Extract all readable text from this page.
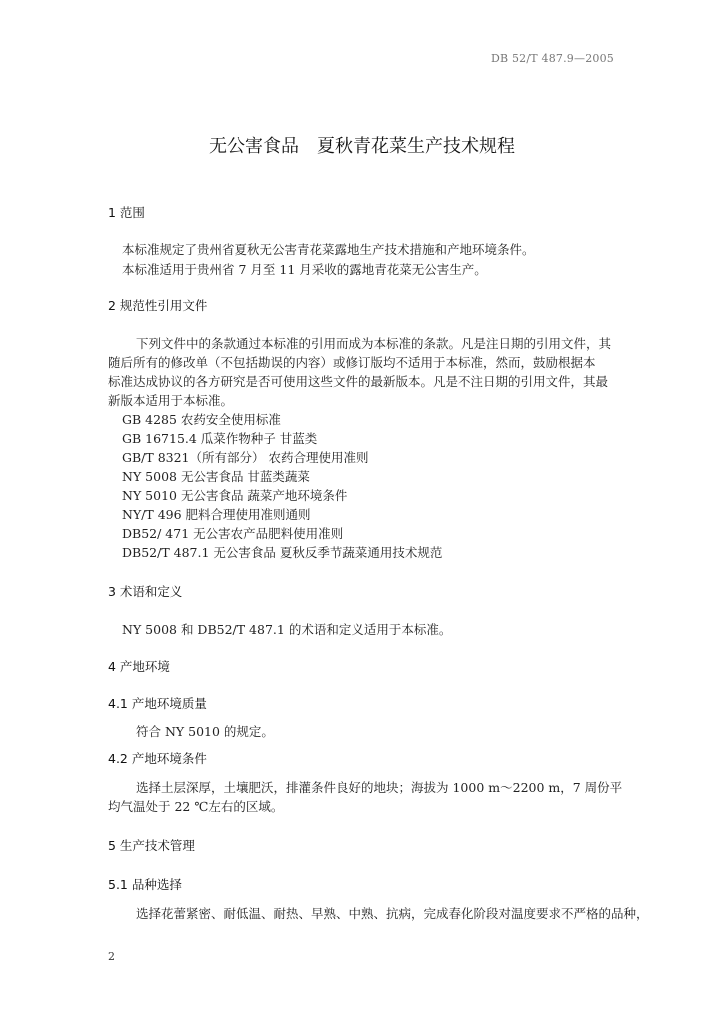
DB 52/T 487.9—2005
无公害食品 夏秋青花菜生产技术规程
1 范围
本标准规定了贵州省夏秋无公害青花菜露地生产技术措施和产地环境条件。
本标准适用于贵州省 7 月至 11 月采收的露地青花菜无公害生产。
2 规范性引用文件
下列文件中的条款通过本标准的引用而成为本标准的条款。凡是注日期的引用文件，其
随后所有的修改单（不包括勘误的内容）或修订版均不适用于本标准，然而，鼓励根据本
标准达成协议的各方研究是否可使用这些文件的最新版本。凡是不注日期的引用文件，其最
新版本适用于本标准。
GB 4285 农药安全使用标准
GB 16715.4 瓜菜作物种子 甘蓝类
GB/T 8321（所有部分） 农药合理使用准则
NY 5008 无公害食品 甘蓝类蔬菜
NY 5010 无公害食品 蔬菜产地环境条件
NY/T 496 肥料合理使用准则通则
DB52/ 471 无公害农产品肥料使用准则
DB52/T 487.1 无公害食品 夏秋反季节蔬菜通用技术规范
3 术语和定义
NY 5008 和 DB52/T 487.1 的术语和定义适用于本标准。
4 产地环境
4.1 产地环境质量
符合 NY 5010 的规定。
4.2 产地环境条件
选择土层深厚，土壤肥沃，排灌条件良好的地块；海拔为 1000 m～2200 m，7 周份平
均气温处于 22 ℃左右的区域。
5 生产技术管理
5.1 品种选择
选择花蕾紧密、耐低温、耐热、早熟、中熟、抗病，完成春化阶段对温度要求不严格的品种，
2
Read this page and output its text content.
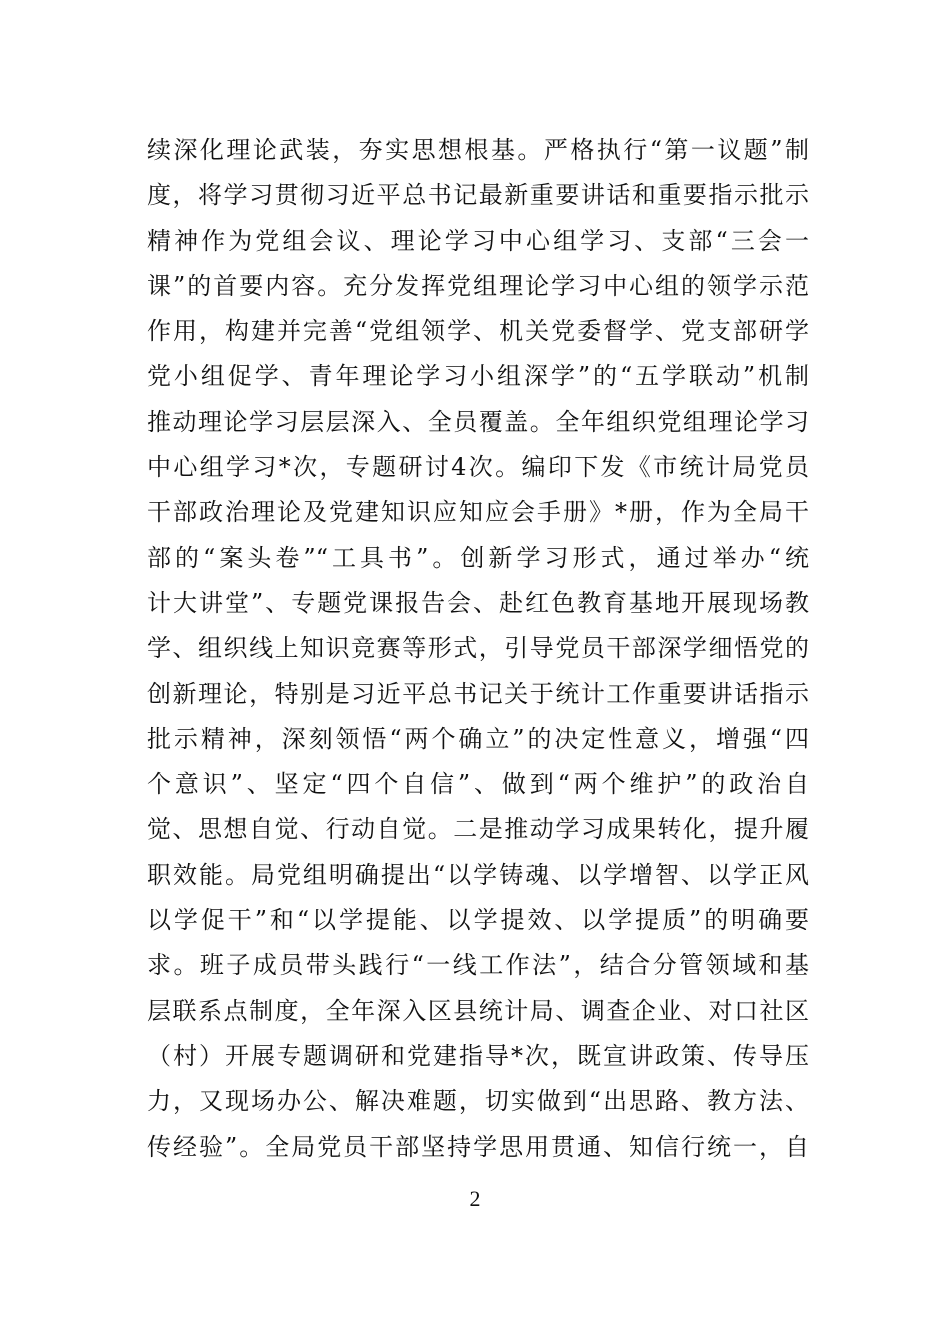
续深化理论武装，夯实思想根基。严格执行“第一议题”制
度，将学习贯彻习近平总书记最新重要讲话和重要指示批示
精神作为党组会议、理论学习中心组学习、支部“三会一
课”的首要内容。充分发挥党组理论学习中心组的领学示范
作用，构建并完善“党组领学、机关党委督学、党支部研学
党小组促学、青年理论学习小组深学”的“五学联动”机制
推动理论学习层层深入、全员覆盖。全年组织党组理论学习
中心组学习*次，专题研讨4次。编印下发《市统计局党员
干部政治理论及党建知识应知应会手册》*册，作为全局干
部的“案头卷”“工具书”。创新学习形式，通过举办“统
计大讲堂”、专题党课报告会、赴红色教育基地开展现场教
学、组织线上知识竞赛等形式，引导党员干部深学细悟党的
创新理论，特别是习近平总书记关于统计工作重要讲话指示
批示精神，深刻领悟“两个确立”的决定性意义，增强“四
个意识”、坚定“四个自信”、做到“两个维护”的政治自
觉、思想自觉、行动自觉。二是推动学习成果转化，提升履
职效能。局党组明确提出“以学铸魂、以学增智、以学正风
以学促干”和“以学提能、以学提效、以学提质”的明确要
求。班子成员带头践行“一线工作法”，结合分管领域和基
层联系点制度，全年深入区县统计局、调查企业、对口社区
（村）开展专题调研和党建指导*次，既宣讲政策、传导压
力，又现场办公、解决难题，切实做到“出思路、教方法、
传经验”。全局党员干部坚持学思用贯通、知信行统一，自
2
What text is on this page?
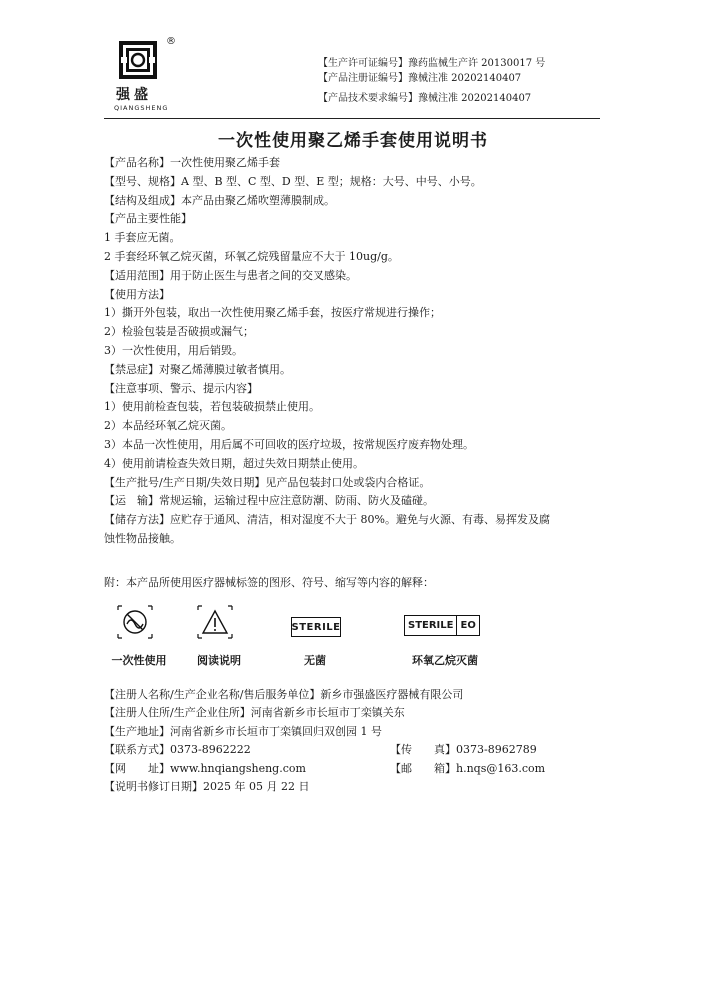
®
强盛
QIANGSHENG
【生产许可证编号】豫药监械生产许 20130017 号
【产品注册证编号】豫械注准 20202140407
【产品技术要求编号】豫械注准 20202140407
一次性使用聚乙烯手套使用说明书
【产品名称】一次性使用聚乙烯手套
【型号、规格】A 型、B 型、C 型、D 型、E 型；规格：大号、中号、小号。
【结构及组成】本产品由聚乙烯吹塑薄膜制成。
【产品主要性能】
1 手套应无菌。
2 手套经环氧乙烷灭菌，环氧乙烷残留量应不大于 10ug/g。
【适用范围】用于防止医生与患者之间的交叉感染。
【使用方法】
1）撕开外包装，取出一次性使用聚乙烯手套，按医疗常规进行操作；
2）检验包装是否破损或漏气；
3）一次性使用，用后销毁。
【禁忌症】对聚乙烯薄膜过敏者慎用。
【注意事项、警示、提示内容】
1）使用前检查包装，若包装破损禁止使用。
2）本品经环氧乙烷灭菌。
3）本品一次性使用，用后属不可回收的医疗垃圾，按常规医疗废弃物处理。
4）使用前请检查失效日期，超过失效日期禁止使用。
【生产批号/生产日期/失效日期】见产品包装封口处或袋内合格证。
【运　输】常规运输，运输过程中应注意防潮、防雨、防火及磕碰。
【储存方法】应贮存于通风、清洁，相对湿度不大于 80%。避免与火源、有毒、易挥发及腐
蚀性物品接触。
附：本产品所使用医疗器械标签的图形、符号、缩写等内容的解释：
一次性使用	阅读说明
STERILE
无菌
STERILE EO
环氧乙烷灭菌
【注册人名称/生产企业名称/售后服务单位】新乡市强盛医疗器械有限公司
【注册人住所/生产企业住所】河南省新乡市长垣市丁栾镇关东
【生产地址】河南省新乡市长垣市丁栾镇回归双创园 1 号
【联系方式】0373-8962222	【传　　真】0373-8962789
【网　　址】www.hnqiangsheng.com	【邮　　箱】h.nqs@163.com
【说明书修订日期】2025 年 05 月 22 日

# # # # #

TASK OBJECTIVE: Each line from the one that contains "What text is on this page?" to the end of the listing must be quoted exactly; no other line and no picture belongs in the copy.

OUTPUT OF THE TASK:
What text is on this page?
®
强盛
QIANGSHENG
【生产许可证编号】豫药监械生产许 20130017 号
【产品注册证编号】豫械注准 20202140407
【产品技术要求编号】豫械注准 20202140407
一次性使用聚乙烯手套使用说明书
【产品名称】一次性使用聚乙烯手套
【型号、规格】A 型、B 型、C 型、D 型、E 型；规格：大号、中号、小号。
【结构及组成】本产品由聚乙烯吹塑薄膜制成。
【产品主要性能】
1 手套应无菌。
2 手套经环氧乙烷灭菌，环氧乙烷残留量应不大于 10ug/g。
【适用范围】用于防止医生与患者之间的交叉感染。
【使用方法】
1）撕开外包装，取出一次性使用聚乙烯手套，按医疗常规进行操作；
2）检验包装是否破损或漏气；
3）一次性使用，用后销毁。
【禁忌症】对聚乙烯薄膜过敏者慎用。
【注意事项、警示、提示内容】
1）使用前检查包装，若包装破损禁止使用。
2）本品经环氧乙烷灭菌。
3）本品一次性使用，用后属不可回收的医疗垃圾，按常规医疗废弃物处理。
4）使用前请检查失效日期，超过失效日期禁止使用。
【生产批号/生产日期/失效日期】见产品包装封口处或袋内合格证。
【运　输】常规运输，运输过程中应注意防潮、防雨、防火及磕碰。
【储存方法】应贮存于通风、清洁，相对湿度不大于 80%。避免与火源、有毒、易挥发及腐
蚀性物品接触。
附：本产品所使用医疗器械标签的图形、符号、缩写等内容的解释：
一次性使用	阅读说明
STERILE
无菌
STERILE EO
环氧乙烷灭菌
【注册人名称/生产企业名称/售后服务单位】新乡市强盛医疗器械有限公司
【注册人住所/生产企业住所】河南省新乡市长垣市丁栾镇关东
【生产地址】河南省新乡市长垣市丁栾镇回归双创园 1 号
【联系方式】0373-8962222	【传　　真】0373-8962789
【网　　址】www.hnqiangsheng.com	【邮　　箱】h.nqs@163.com
【说明书修订日期】2025 年 05 月 22 日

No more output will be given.